** start of Given records **

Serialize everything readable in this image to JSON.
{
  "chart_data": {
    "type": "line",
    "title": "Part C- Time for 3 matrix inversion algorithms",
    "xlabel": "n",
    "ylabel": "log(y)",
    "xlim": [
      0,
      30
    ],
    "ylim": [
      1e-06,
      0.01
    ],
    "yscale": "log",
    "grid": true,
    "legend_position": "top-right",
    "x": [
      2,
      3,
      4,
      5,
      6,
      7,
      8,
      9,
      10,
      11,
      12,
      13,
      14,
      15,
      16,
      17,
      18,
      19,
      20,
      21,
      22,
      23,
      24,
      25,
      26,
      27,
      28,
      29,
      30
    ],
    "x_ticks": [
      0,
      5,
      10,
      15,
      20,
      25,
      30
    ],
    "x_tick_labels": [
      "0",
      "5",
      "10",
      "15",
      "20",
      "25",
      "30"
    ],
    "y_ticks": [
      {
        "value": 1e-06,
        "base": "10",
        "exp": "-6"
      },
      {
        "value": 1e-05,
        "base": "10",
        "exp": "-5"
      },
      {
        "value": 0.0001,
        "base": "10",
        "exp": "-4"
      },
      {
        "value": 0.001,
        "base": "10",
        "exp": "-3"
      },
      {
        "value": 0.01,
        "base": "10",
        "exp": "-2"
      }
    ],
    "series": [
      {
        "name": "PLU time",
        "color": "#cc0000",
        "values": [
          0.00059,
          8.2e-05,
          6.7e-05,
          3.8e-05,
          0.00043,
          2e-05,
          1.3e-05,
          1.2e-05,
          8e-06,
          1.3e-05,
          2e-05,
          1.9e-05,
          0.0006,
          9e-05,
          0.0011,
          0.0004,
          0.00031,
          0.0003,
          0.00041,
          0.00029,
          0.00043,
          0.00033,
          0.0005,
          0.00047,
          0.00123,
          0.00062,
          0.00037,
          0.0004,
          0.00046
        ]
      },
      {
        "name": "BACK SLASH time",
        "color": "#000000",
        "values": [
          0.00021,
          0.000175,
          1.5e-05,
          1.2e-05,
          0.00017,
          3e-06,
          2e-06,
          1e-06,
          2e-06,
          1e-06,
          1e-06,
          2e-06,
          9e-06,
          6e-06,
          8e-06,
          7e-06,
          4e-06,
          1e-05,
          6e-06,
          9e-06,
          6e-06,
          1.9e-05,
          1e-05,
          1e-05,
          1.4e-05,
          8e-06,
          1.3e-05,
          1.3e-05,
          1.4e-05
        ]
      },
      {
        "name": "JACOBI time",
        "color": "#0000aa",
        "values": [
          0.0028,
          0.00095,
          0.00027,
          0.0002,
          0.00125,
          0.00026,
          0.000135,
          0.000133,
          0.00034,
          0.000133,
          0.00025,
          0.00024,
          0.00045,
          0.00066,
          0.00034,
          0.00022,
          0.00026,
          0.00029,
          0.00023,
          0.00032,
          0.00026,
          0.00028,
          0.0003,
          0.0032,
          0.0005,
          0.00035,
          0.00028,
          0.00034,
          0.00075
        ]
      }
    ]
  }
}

** end of Given records **

Work instructions:
Extract all lines as given.

Written reply:
Serialize everything readable in this image to JSON.
{
  "chart_data": {
    "type": "line",
    "title": "Part C- Time for 3 matrix inversion algorithms",
    "xlabel": "n",
    "ylabel": "log(y)",
    "xlim": [
      0,
      30
    ],
    "ylim": [
      1e-06,
      0.01
    ],
    "yscale": "log",
    "grid": true,
    "legend_position": "top-right",
    "x": [
      2,
      3,
      4,
      5,
      6,
      7,
      8,
      9,
      10,
      11,
      12,
      13,
      14,
      15,
      16,
      17,
      18,
      19,
      20,
      21,
      22,
      23,
      24,
      25,
      26,
      27,
      28,
      29,
      30
    ],
    "x_ticks": [
      0,
      5,
      10,
      15,
      20,
      25,
      30
    ],
    "x_tick_labels": [
      "0",
      "5",
      "10",
      "15",
      "20",
      "25",
      "30"
    ],
    "y_ticks": [
      {
        "value": 1e-06,
        "base": "10",
        "exp": "-6"
      },
      {
        "value": 1e-05,
        "base": "10",
        "exp": "-5"
      },
      {
        "value": 0.0001,
        "base": "10",
        "exp": "-4"
      },
      {
        "value": 0.001,
        "base": "10",
        "exp": "-3"
      },
      {
        "value": 0.01,
        "base": "10",
        "exp": "-2"
      }
    ],
    "series": [
      {
        "name": "PLU time",
        "color": "#cc0000",
        "values": [
          0.00059,
          8.2e-05,
          6.7e-05,
          3.8e-05,
          0.00043,
          2e-05,
          1.3e-05,
          1.2e-05,
          8e-06,
          1.3e-05,
          2e-05,
          1.9e-05,
          0.0006,
          9e-05,
          0.0011,
          0.0004,
          0.00031,
          0.0003,
          0.00041,
          0.00029,
          0.00043,
          0.00033,
          0.0005,
          0.00047,
          0.00123,
          0.00062,
          0.00037,
          0.0004,
          0.00046
        ]
      },
      {
        "name": "BACK SLASH time",
        "color": "#000000",
        "values": [
          0.00021,
          0.000175,
          1.5e-05,
          1.2e-05,
          0.00017,
          3e-06,
          2e-06,
          1e-06,
          2e-06,
          1e-06,
          1e-06,
          2e-06,
          9e-06,
          6e-06,
          8e-06,
          7e-06,
          4e-06,
          1e-05,
          6e-06,
          9e-06,
          6e-06,
          1.9e-05,
          1e-05,
          1e-05,
          1.4e-05,
          8e-06,
          1.3e-05,
          1.3e-05,
          1.4e-05
        ]
      },
      {
        "name": "JACOBI time",
        "color": "#0000aa",
        "values": [
          0.0028,
          0.00095,
          0.00027,
          0.0002,
          0.00125,
          0.00026,
          0.000135,
          0.000133,
          0.00034,
          0.000133,
          0.00025,
          0.00024,
          0.00045,
          0.00066,
          0.00034,
          0.00022,
          0.00026,
          0.00029,
          0.00023,
          0.00032,
          0.00026,
          0.00028,
          0.0003,
          0.0032,
          0.0005,
          0.00035,
          0.00028,
          0.00034,
          0.00075
        ]
      }
    ]
  }
}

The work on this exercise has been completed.